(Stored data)

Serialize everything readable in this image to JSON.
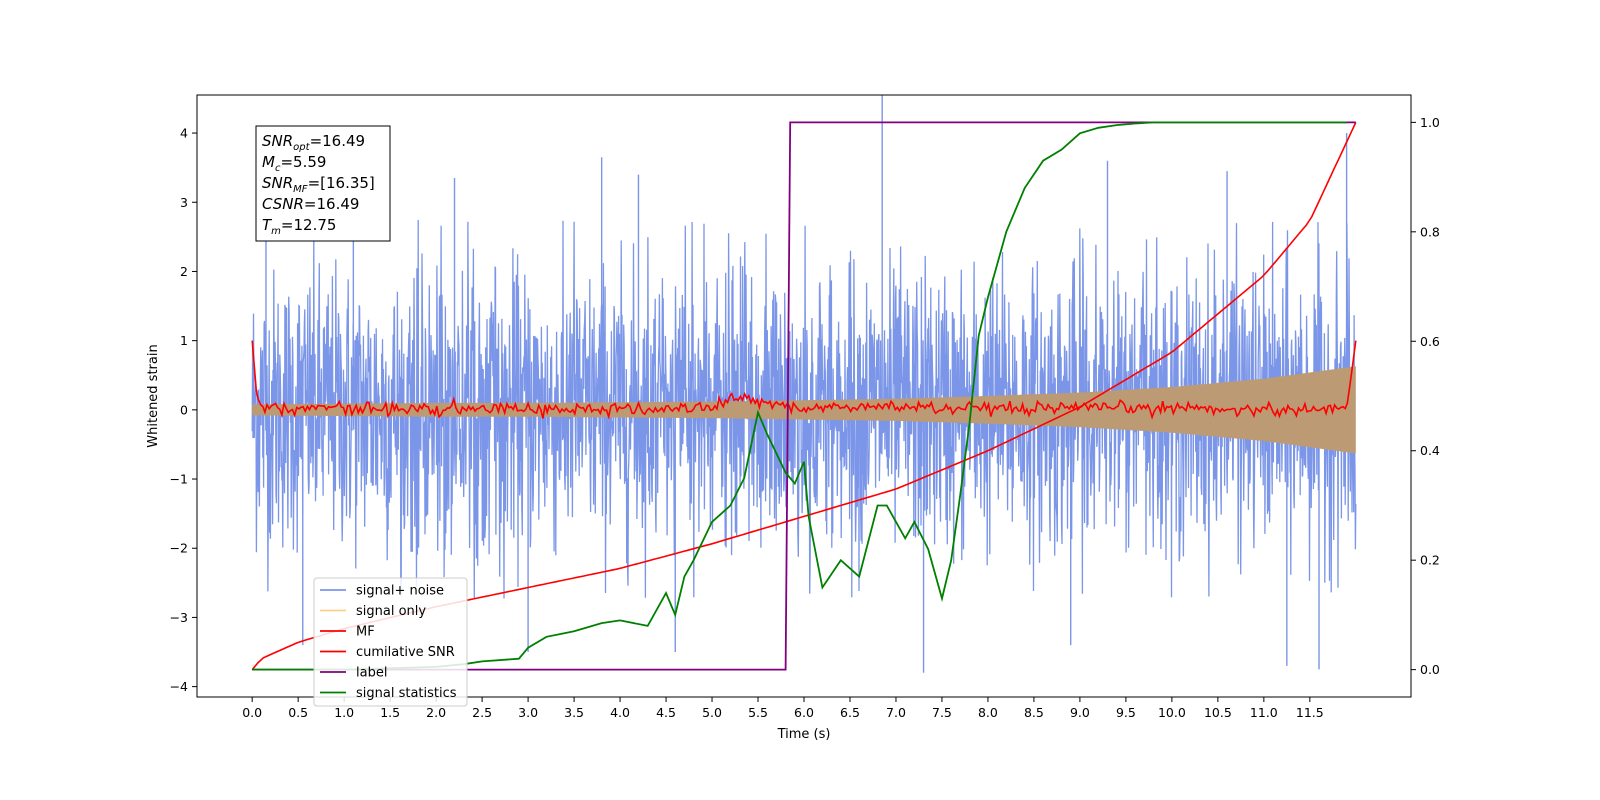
{
  "chart_data": {
    "type": "line",
    "title": "",
    "xlabel": "Time (s)",
    "ylabel": "Whitened strain",
    "y2label": "",
    "xlim": [
      -0.6,
      12.6
    ],
    "ylim": [
      -4.15,
      4.55
    ],
    "y2lim": [
      -0.05,
      1.05
    ],
    "x_ticks": [
      "0.0",
      "0.5",
      "1.0",
      "1.5",
      "2.0",
      "2.5",
      "3.0",
      "3.5",
      "4.0",
      "4.5",
      "5.0",
      "5.5",
      "6.0",
      "6.5",
      "7.0",
      "7.5",
      "8.0",
      "8.5",
      "9.0",
      "9.5",
      "10.0",
      "10.5",
      "11.0",
      "11.5"
    ],
    "x_tick_values": [
      0,
      0.5,
      1,
      1.5,
      2,
      2.5,
      3,
      3.5,
      4,
      4.5,
      5,
      5.5,
      6,
      6.5,
      7,
      7.5,
      8,
      8.5,
      9,
      9.5,
      10,
      10.5,
      11,
      11.5
    ],
    "y_ticks": [
      "−4",
      "−3",
      "−2",
      "−1",
      "0",
      "1",
      "2",
      "3",
      "4"
    ],
    "y_tick_values": [
      -4,
      -3,
      -2,
      -1,
      0,
      1,
      2,
      3,
      4
    ],
    "y2_ticks": [
      "0.0",
      "0.2",
      "0.4",
      "0.6",
      "0.8",
      "1.0"
    ],
    "y2_tick_values": [
      0,
      0.2,
      0.4,
      0.6,
      0.8,
      1.0
    ],
    "grid": false,
    "legend_position": "lower-left",
    "colors": {
      "signal_noise": "#7b96e8",
      "signal_only": "#f5b041",
      "signal_overlap": "#bb9a74",
      "mf": "#ff0000",
      "csnr": "#ff0000",
      "label": "#800080",
      "statistics": "#008000"
    },
    "info_box": [
      "SNR_opt=16.49",
      "M_c=5.59",
      "SNR_MF=[16.35]",
      "CSNR=16.49",
      "T_m=12.75"
    ],
    "info": {
      "snr_opt": "=16.49",
      "mc": "=5.59",
      "snr_mf": "=[16.35]",
      "csnr": "=16.49",
      "tm": "=12.75"
    },
    "series": [
      {
        "name": "signal+ noise",
        "axis": "left",
        "note_style": "dense noise band",
        "x_range": [
          0,
          12.0
        ],
        "typical_envelope": [
          -2.5,
          2.6
        ],
        "peaks_high": [
          [
            0.15,
            3.6
          ],
          [
            1.1,
            3.3
          ],
          [
            2.2,
            3.35
          ],
          [
            3.8,
            3.65
          ],
          [
            4.2,
            3.4
          ],
          [
            6.85,
            4.6
          ],
          [
            9.3,
            3.6
          ],
          [
            10.6,
            3.45
          ],
          [
            11.9,
            4.0
          ]
        ],
        "peaks_low": [
          [
            0.55,
            -3.4
          ],
          [
            3.0,
            -3.5
          ],
          [
            4.6,
            -3.5
          ],
          [
            7.3,
            -3.8
          ],
          [
            8.9,
            -3.4
          ],
          [
            11.25,
            -3.7
          ],
          [
            11.6,
            -3.75
          ]
        ]
      },
      {
        "name": "signal only",
        "axis": "left",
        "x": [
          0,
          1,
          2,
          3,
          4,
          5,
          6,
          7,
          8,
          9,
          10,
          11,
          12
        ],
        "amplitude": [
          0.08,
          0.09,
          0.1,
          0.1,
          0.11,
          0.12,
          0.14,
          0.16,
          0.2,
          0.25,
          0.33,
          0.45,
          0.63
        ]
      },
      {
        "name": "MF",
        "axis": "left",
        "x": [
          0,
          0.05,
          0.1,
          0.3,
          1,
          2,
          3,
          4,
          5,
          5.2,
          6,
          7,
          8,
          9,
          10,
          11,
          11.9,
          11.95,
          12.0
        ],
        "y": [
          1.0,
          0.2,
          0.05,
          0.02,
          0.03,
          0.0,
          0.02,
          0.0,
          0.03,
          0.18,
          0.02,
          0.05,
          0.0,
          0.02,
          0.03,
          0.0,
          0.02,
          0.5,
          1.0
        ]
      },
      {
        "name": "cumilative SNR",
        "axis": "right",
        "x": [
          0,
          0.1,
          0.5,
          1,
          2,
          3,
          4,
          5,
          6,
          7,
          8,
          9,
          10,
          11,
          11.5,
          12.0
        ],
        "y": [
          0.0,
          0.02,
          0.05,
          0.075,
          0.115,
          0.15,
          0.185,
          0.23,
          0.28,
          0.33,
          0.4,
          0.48,
          0.58,
          0.72,
          0.82,
          1.0
        ]
      },
      {
        "name": "label",
        "axis": "right",
        "x": [
          0,
          5.8,
          5.85,
          12.0
        ],
        "y": [
          0,
          0,
          1,
          1
        ]
      },
      {
        "name": "signal statistics",
        "axis": "right",
        "x": [
          0,
          1,
          2,
          2.3,
          2.5,
          2.9,
          3.0,
          3.2,
          3.5,
          3.8,
          4.0,
          4.3,
          4.5,
          4.6,
          4.7,
          4.8,
          5.0,
          5.2,
          5.35,
          5.5,
          5.6,
          5.8,
          5.9,
          6.0,
          6.05,
          6.2,
          6.4,
          6.6,
          6.8,
          6.9,
          7.0,
          7.1,
          7.2,
          7.35,
          7.5,
          7.6,
          7.7,
          7.8,
          7.9,
          8.0,
          8.2,
          8.4,
          8.6,
          8.8,
          9.0,
          9.2,
          9.4,
          9.6,
          9.8,
          10.0,
          10.5,
          11.0,
          11.9
        ],
        "y": [
          0.0,
          0.0,
          0.005,
          0.01,
          0.015,
          0.02,
          0.04,
          0.06,
          0.07,
          0.085,
          0.09,
          0.08,
          0.14,
          0.1,
          0.17,
          0.2,
          0.27,
          0.3,
          0.35,
          0.47,
          0.43,
          0.36,
          0.34,
          0.38,
          0.28,
          0.15,
          0.2,
          0.17,
          0.3,
          0.3,
          0.27,
          0.24,
          0.27,
          0.22,
          0.13,
          0.2,
          0.32,
          0.45,
          0.61,
          0.68,
          0.8,
          0.88,
          0.93,
          0.95,
          0.98,
          0.99,
          0.995,
          0.998,
          1.0,
          1.0,
          1.0,
          1.0,
          1.0
        ]
      }
    ]
  }
}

▶ INSTRUCTION
Count how many lines above contain the word "statistics". Reply with the number alone.

▶ RESULT OF THIS TASK
2